**TASK DATA**
--- begin ---
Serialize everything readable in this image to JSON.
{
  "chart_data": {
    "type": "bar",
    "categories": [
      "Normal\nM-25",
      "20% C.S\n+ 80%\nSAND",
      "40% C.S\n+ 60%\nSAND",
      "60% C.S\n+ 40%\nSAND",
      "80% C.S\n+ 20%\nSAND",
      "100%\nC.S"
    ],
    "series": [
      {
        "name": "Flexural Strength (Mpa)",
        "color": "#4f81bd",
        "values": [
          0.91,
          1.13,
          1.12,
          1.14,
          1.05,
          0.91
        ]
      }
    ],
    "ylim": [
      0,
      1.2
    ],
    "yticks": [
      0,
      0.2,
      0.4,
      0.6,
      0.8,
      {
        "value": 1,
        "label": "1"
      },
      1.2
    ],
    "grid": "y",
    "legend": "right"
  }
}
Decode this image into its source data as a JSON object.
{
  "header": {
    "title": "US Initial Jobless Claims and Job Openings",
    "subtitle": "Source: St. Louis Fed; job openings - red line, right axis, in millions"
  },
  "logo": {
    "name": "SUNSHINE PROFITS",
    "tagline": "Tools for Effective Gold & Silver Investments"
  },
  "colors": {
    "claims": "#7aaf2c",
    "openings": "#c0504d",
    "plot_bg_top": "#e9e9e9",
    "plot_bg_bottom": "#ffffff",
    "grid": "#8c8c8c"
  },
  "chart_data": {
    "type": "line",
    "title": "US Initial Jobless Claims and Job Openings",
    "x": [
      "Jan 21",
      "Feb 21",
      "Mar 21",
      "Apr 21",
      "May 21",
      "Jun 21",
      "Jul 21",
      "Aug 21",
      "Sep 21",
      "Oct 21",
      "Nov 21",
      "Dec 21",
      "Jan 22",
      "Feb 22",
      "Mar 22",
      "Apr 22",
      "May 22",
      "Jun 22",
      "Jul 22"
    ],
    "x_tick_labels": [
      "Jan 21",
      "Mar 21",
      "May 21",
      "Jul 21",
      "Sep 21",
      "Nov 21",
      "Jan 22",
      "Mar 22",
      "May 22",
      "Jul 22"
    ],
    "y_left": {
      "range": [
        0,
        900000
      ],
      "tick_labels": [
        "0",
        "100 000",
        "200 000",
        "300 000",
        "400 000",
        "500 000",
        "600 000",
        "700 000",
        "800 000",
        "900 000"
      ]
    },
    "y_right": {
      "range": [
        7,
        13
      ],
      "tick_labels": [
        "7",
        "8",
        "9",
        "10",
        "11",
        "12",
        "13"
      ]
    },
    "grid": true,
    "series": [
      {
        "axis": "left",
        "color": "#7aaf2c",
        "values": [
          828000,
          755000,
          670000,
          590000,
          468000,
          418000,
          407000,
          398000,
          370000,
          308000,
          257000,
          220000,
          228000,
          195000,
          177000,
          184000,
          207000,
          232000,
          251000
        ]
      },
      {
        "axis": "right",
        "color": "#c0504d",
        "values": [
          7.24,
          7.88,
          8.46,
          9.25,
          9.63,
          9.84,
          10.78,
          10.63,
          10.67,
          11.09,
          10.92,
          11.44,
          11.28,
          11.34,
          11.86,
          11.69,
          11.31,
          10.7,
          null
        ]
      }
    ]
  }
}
--- end ---
**GOAL OF THE EXERCISE**
Repeat the records exactly, including every line.

**THE SOLUTION**
Serialize everything readable in this image to JSON.
{
  "chart_data": {
    "type": "bar",
    "categories": [
      "Normal\nM-25",
      "20% C.S\n+ 80%\nSAND",
      "40% C.S\n+ 60%\nSAND",
      "60% C.S\n+ 40%\nSAND",
      "80% C.S\n+ 20%\nSAND",
      "100%\nC.S"
    ],
    "series": [
      {
        "name": "Flexural Strength (Mpa)",
        "color": "#4f81bd",
        "values": [
          0.91,
          1.13,
          1.12,
          1.14,
          1.05,
          0.91
        ]
      }
    ],
    "ylim": [
      0,
      1.2
    ],
    "yticks": [
      0,
      0.2,
      0.4,
      0.6,
      0.8,
      {
        "value": 1,
        "label": "1"
      },
      1.2
    ],
    "grid": "y",
    "legend": "right"
  }
}
Decode this image into its source data as a JSON object.
{
  "header": {
    "title": "US Initial Jobless Claims and Job Openings",
    "subtitle": "Source: St. Louis Fed; job openings - red line, right axis, in millions"
  },
  "logo": {
    "name": "SUNSHINE PROFITS",
    "tagline": "Tools for Effective Gold & Silver Investments"
  },
  "colors": {
    "claims": "#7aaf2c",
    "openings": "#c0504d",
    "plot_bg_top": "#e9e9e9",
    "plot_bg_bottom": "#ffffff",
    "grid": "#8c8c8c"
  },
  "chart_data": {
    "type": "line",
    "title": "US Initial Jobless Claims and Job Openings",
    "x": [
      "Jan 21",
      "Feb 21",
      "Mar 21",
      "Apr 21",
      "May 21",
      "Jun 21",
      "Jul 21",
      "Aug 21",
      "Sep 21",
      "Oct 21",
      "Nov 21",
      "Dec 21",
      "Jan 22",
      "Feb 22",
      "Mar 22",
      "Apr 22",
      "May 22",
      "Jun 22",
      "Jul 22"
    ],
    "x_tick_labels": [
      "Jan 21",
      "Mar 21",
      "May 21",
      "Jul 21",
      "Sep 21",
      "Nov 21",
      "Jan 22",
      "Mar 22",
      "May 22",
      "Jul 22"
    ],
    "y_left": {
      "range": [
        0,
        900000
      ],
      "tick_labels": [
        "0",
        "100 000",
        "200 000",
        "300 000",
        "400 000",
        "500 000",
        "600 000",
        "700 000",
        "800 000",
        "900 000"
      ]
    },
    "y_right": {
      "range": [
        7,
        13
      ],
      "tick_labels": [
        "7",
        "8",
        "9",
        "10",
        "11",
        "12",
        "13"
      ]
    },
    "grid": true,
    "series": [
      {
        "axis": "left",
        "color": "#7aaf2c",
        "values": [
          828000,
          755000,
          670000,
          590000,
          468000,
          418000,
          407000,
          398000,
          370000,
          308000,
          257000,
          220000,
          228000,
          195000,
          177000,
          184000,
          207000,
          232000,
          251000
        ]
      },
      {
        "axis": "right",
        "color": "#c0504d",
        "values": [
          7.24,
          7.88,
          8.46,
          9.25,
          9.63,
          9.84,
          10.78,
          10.63,
          10.67,
          11.09,
          10.92,
          11.44,
          11.28,
          11.34,
          11.86,
          11.69,
          11.31,
          10.7,
          null
        ]
      }
    ]
  }
}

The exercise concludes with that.